◆ Text shown
>> Begin

Abraham Lincoln, Ross Perot, and American Third Parties
If you have had the audacity to voice the possibility that you might choose to vote third party on November 8th, you have probably already run the gamut of party-loyalists on both sides trying to herd you back behind the party line. They use a two-pronged attack.
Prong one: scare you with the spectre of whatever candidate they perceive to be more threatening. Republicans say a vote for a third party is a vote for Hillary. Democrats say a vote for third party is a vote for Trump (this would actually make voting third party a legal form of voting twice, which is kind of appealing to the rebel in me).
Prong two: patronize you into believing that a third party vote is a wasted vote. They assure us that we are naïve and overly idealist — of course they would like to vote for a different candidate too, they assure us, but you just have to grow up and realize that third party candidates don’t, and can’t, win. Then they mutter something unintelligible about the electoral college and the inevitability of the two-party system, give you a drink of water and send you to bed.
This, people, is why we can’t have nice things. May I suggest that a stroll down America’s memory lane is in order.

>> End

◆ Provided records

>> Begin

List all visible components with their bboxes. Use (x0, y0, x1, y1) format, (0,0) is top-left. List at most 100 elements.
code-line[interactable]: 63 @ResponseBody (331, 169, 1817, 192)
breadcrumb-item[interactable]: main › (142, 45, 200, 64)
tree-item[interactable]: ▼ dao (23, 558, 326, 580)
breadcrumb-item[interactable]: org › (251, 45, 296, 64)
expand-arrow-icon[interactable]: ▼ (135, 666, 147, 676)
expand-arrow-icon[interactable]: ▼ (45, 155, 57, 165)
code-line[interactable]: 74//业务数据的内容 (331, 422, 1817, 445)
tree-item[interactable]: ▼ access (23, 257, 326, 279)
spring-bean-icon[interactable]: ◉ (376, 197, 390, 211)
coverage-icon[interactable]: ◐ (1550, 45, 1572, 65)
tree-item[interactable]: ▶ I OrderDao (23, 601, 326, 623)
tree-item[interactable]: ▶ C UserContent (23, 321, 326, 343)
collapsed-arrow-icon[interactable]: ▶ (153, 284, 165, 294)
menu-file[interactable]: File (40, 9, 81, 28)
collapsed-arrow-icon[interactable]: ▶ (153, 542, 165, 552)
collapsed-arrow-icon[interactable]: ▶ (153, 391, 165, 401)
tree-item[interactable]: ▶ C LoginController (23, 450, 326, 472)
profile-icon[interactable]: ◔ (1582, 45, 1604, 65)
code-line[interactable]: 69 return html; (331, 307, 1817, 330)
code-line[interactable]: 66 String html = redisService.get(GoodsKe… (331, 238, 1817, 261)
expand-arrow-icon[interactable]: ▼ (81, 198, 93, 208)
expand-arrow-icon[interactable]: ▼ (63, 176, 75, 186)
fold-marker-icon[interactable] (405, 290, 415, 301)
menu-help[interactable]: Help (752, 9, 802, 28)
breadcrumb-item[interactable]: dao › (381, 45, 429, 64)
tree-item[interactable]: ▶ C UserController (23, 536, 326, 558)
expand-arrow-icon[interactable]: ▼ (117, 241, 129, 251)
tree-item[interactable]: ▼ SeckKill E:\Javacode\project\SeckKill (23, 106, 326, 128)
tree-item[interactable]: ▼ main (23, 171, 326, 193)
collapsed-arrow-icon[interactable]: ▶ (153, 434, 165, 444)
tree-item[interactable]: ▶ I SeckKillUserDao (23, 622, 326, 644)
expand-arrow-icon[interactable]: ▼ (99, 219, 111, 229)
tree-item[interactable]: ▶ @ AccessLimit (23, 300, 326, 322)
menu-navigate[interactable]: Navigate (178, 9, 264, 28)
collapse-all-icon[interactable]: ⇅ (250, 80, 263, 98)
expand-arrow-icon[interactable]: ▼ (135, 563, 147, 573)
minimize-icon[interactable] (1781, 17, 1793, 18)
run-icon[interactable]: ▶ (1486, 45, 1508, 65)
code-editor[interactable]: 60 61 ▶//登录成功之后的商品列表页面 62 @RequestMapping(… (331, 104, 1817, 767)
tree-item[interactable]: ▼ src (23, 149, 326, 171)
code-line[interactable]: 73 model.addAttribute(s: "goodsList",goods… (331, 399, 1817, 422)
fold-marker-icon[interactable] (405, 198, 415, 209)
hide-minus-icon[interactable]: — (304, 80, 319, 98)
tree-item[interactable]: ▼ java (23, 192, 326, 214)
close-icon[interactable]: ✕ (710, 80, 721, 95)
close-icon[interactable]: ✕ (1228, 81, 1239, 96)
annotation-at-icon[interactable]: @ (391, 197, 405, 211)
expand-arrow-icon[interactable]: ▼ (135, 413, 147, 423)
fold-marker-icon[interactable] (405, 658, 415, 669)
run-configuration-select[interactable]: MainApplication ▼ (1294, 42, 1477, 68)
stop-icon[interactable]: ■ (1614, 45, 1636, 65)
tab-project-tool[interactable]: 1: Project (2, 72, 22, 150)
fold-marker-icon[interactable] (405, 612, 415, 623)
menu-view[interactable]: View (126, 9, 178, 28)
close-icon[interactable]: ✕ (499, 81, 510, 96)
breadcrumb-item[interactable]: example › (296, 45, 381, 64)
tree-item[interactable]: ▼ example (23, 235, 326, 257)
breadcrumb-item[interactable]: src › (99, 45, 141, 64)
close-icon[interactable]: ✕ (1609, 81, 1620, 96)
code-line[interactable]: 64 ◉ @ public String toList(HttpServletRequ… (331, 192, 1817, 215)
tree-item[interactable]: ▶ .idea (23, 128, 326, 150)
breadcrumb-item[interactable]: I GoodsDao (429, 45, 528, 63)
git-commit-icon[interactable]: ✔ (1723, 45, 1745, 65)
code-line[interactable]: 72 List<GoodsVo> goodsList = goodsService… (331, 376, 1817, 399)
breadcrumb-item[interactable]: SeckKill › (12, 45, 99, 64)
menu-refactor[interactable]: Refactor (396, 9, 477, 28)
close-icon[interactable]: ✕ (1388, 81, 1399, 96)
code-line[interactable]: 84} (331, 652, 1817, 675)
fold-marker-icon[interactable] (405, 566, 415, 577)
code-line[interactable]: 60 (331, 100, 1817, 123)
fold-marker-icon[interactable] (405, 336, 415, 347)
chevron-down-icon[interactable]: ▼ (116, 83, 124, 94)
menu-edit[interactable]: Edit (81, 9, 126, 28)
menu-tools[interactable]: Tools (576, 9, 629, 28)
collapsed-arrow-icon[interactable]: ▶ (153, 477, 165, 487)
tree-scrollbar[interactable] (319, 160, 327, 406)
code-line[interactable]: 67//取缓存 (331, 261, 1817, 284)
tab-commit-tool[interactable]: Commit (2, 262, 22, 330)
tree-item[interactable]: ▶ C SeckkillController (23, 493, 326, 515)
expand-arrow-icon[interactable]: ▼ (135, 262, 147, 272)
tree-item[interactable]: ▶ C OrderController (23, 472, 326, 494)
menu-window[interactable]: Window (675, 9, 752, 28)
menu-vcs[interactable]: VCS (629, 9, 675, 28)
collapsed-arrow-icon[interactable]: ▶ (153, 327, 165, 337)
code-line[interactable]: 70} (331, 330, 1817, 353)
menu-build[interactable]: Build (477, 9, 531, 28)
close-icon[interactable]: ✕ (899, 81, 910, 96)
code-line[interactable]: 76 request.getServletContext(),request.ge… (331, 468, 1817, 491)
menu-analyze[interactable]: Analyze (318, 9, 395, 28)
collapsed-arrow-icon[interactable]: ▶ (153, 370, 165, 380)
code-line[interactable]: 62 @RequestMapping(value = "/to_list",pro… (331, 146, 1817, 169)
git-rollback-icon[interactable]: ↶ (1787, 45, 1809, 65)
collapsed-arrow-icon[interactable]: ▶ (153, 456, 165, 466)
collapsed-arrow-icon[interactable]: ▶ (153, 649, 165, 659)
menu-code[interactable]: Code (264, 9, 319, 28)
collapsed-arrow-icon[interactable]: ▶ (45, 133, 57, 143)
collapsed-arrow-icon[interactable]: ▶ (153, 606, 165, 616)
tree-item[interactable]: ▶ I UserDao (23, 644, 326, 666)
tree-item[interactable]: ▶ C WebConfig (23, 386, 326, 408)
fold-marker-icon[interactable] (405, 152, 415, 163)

>> End

◆ Requests
A. Say whether each statement agrees with the essay on third parties, answering yes or no and quoting the deciding words from the essay: (i) party loyalists use a three-pronged attack; (ii) Republicans say a vote for a third party is a vote for Hillary; (iii) the second prong is to convince you that a third party vote is a wasted vote.
B. In the essay on third parties, what election date is mentioned?
C. Extend the essay on third parties with a paragraph or two that begin right after its final sentence.
The records have nothing to do with this exercise.

◆ Results
A.
(i) No: "They use a two-pronged attack."
(ii) Yes: "Republicans say a vote for a third party is a vote for Hillary."
(iii) Yes: "Prong two: patronize you into believing that a third party vote is a wasted vote."

B. November 8th.

C.
To those who claim that the “system”, or more preposterously, the electoral college, binds us forever to a two-party system consisting of Republicans vs. Democrats, it may come as a surprise to learn that the United States was not always divided into Republicans and Democrats. The first “two-party” system in the United States did not solidify until the 1790s, and it consisted of the Federalists (who were for more centralization in government) and the Democrat-Republicans, or as they were more commonly known, the “Anti-Federalists” (proving that reactionary politics goes back all the way to the beginning), who were for less centralization. These two major parties held dominance until the 1820s, when the Anti-Federalists party went through a split dividing them into the Jacksonian Democrats, who favored more executive power, and the Whigs, who favored a stronger role for Congress. The Democrats vs. Whig system continued into the 1850s. The Whigs enjoyed a brief “golden age” of power, holding the White House in four out of five terms (although it should be noted that Whig President Harrison’s term consisted of only a little over a month before he died of pneumonia) in the 1840s and early 1850s. Harrison, Tyler, Taylor, and Fillmore were all Whig Presidents. In the 1850s, the Whig party split, in large part, over the controversial issue of slavery. Enter the Republican Party, and Abraham Lincoln.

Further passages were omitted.